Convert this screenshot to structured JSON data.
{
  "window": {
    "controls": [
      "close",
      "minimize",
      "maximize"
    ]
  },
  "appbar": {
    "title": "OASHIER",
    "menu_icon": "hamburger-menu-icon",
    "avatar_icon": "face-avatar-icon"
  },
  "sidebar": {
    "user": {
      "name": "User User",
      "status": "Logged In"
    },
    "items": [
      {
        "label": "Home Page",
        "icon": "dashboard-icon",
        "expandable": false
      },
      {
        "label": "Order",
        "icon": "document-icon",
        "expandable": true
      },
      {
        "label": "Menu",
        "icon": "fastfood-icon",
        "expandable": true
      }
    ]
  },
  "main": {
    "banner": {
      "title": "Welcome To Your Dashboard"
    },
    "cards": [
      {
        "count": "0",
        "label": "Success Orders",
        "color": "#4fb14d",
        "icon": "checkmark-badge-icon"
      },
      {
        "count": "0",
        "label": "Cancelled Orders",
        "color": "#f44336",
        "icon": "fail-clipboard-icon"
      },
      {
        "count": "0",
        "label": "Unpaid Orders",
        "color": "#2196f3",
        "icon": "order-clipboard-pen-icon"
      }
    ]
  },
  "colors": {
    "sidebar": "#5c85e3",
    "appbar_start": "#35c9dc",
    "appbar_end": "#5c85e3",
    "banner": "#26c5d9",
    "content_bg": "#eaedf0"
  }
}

+-------+

WRITTEN TASK.
Once more, set down the full listing, verbatim.

WRITTEN ANSWER.
Convert this screenshot to structured JSON data.
{
  "window": {
    "controls": [
      "close",
      "minimize",
      "maximize"
    ]
  },
  "appbar": {
    "title": "OASHIER",
    "menu_icon": "hamburger-menu-icon",
    "avatar_icon": "face-avatar-icon"
  },
  "sidebar": {
    "user": {
      "name": "User User",
      "status": "Logged In"
    },
    "items": [
      {
        "label": "Home Page",
        "icon": "dashboard-icon",
        "expandable": false
      },
      {
        "label": "Order",
        "icon": "document-icon",
        "expandable": true
      },
      {
        "label": "Menu",
        "icon": "fastfood-icon",
        "expandable": true
      }
    ]
  },
  "main": {
    "banner": {
      "title": "Welcome To Your Dashboard"
    },
    "cards": [
      {
        "count": "0",
        "label": "Success Orders",
        "color": "#4fb14d",
        "icon": "checkmark-badge-icon"
      },
      {
        "count": "0",
        "label": "Cancelled Orders",
        "color": "#f44336",
        "icon": "fail-clipboard-icon"
      },
      {
        "count": "0",
        "label": "Unpaid Orders",
        "color": "#2196f3",
        "icon": "order-clipboard-pen-icon"
      }
    ]
  },
  "colors": {
    "sidebar": "#5c85e3",
    "appbar_start": "#35c9dc",
    "appbar_end": "#5c85e3",
    "banner": "#26c5d9",
    "content_bg": "#eaedf0"
  }
}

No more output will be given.